§ **Work to do**:
Extract the material below from its first line up to and including the line that contains "- upload-image-button[interactable]: Upload", reproducing each of those lines without alteration.
○ ○ ○ ○ ○
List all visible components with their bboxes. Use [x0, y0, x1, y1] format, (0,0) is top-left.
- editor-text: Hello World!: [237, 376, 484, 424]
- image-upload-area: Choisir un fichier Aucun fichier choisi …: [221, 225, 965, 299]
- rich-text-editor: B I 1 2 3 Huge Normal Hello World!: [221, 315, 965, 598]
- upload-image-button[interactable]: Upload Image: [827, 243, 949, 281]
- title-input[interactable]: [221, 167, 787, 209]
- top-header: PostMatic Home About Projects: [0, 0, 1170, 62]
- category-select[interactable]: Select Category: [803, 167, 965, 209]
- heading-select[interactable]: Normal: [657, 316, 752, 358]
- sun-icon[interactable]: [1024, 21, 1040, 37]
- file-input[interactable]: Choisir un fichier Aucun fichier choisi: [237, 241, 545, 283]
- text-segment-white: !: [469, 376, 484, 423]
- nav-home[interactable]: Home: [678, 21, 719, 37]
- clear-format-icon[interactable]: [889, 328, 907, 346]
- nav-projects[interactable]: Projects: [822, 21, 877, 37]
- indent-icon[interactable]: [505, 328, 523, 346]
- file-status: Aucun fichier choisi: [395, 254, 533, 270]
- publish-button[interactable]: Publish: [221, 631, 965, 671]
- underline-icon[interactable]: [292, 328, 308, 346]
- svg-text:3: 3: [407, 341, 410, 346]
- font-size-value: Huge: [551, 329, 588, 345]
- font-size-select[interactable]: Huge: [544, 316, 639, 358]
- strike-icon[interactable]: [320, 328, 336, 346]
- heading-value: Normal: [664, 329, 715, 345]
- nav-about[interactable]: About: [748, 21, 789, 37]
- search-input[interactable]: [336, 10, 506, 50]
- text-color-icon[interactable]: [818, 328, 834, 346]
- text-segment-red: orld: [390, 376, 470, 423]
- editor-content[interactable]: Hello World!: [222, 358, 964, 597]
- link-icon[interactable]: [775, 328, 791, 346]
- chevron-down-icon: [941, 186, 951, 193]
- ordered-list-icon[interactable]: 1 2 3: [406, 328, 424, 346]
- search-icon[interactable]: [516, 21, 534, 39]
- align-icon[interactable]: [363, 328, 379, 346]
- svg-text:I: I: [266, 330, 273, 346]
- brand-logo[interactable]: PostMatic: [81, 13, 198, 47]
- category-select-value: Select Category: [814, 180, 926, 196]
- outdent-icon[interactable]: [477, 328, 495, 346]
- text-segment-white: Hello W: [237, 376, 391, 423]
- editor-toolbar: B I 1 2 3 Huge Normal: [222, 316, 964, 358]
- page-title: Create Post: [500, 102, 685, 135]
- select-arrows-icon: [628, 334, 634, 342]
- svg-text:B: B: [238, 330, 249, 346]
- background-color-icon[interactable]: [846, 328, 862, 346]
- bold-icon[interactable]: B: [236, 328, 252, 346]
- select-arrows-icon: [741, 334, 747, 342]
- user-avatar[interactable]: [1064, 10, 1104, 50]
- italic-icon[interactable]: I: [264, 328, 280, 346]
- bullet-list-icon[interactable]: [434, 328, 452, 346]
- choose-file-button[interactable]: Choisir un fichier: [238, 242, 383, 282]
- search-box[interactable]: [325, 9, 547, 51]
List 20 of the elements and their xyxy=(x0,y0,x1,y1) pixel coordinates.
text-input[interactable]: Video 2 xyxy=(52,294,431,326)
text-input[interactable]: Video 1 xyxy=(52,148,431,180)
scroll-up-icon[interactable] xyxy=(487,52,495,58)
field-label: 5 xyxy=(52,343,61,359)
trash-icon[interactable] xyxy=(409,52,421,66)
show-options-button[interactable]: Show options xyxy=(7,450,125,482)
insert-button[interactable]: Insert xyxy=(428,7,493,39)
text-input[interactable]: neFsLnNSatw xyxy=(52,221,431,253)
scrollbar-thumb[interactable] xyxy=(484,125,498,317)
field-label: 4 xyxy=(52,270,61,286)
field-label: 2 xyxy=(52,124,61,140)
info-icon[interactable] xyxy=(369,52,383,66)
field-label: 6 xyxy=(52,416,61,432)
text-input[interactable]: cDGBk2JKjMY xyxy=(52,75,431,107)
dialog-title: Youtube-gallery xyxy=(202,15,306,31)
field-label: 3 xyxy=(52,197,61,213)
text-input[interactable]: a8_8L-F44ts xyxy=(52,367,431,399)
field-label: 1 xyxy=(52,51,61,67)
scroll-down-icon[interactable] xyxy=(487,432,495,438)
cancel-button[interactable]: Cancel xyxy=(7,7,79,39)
○ ○ ○ ○ ○
§ **Task result**:
List all visible components with their bboxes. Use [x0, y0, x1, y1] format, (0,0) is top-left.
- editor-text: Hello World!: [237, 376, 484, 424]
- image-upload-area: Choisir un fichier Aucun fichier choisi …: [221, 225, 965, 299]
- rich-text-editor: B I 1 2 3 Huge Normal Hello World!: [221, 315, 965, 598]
- upload-image-button[interactable]: Upload Image: [827, 243, 949, 281]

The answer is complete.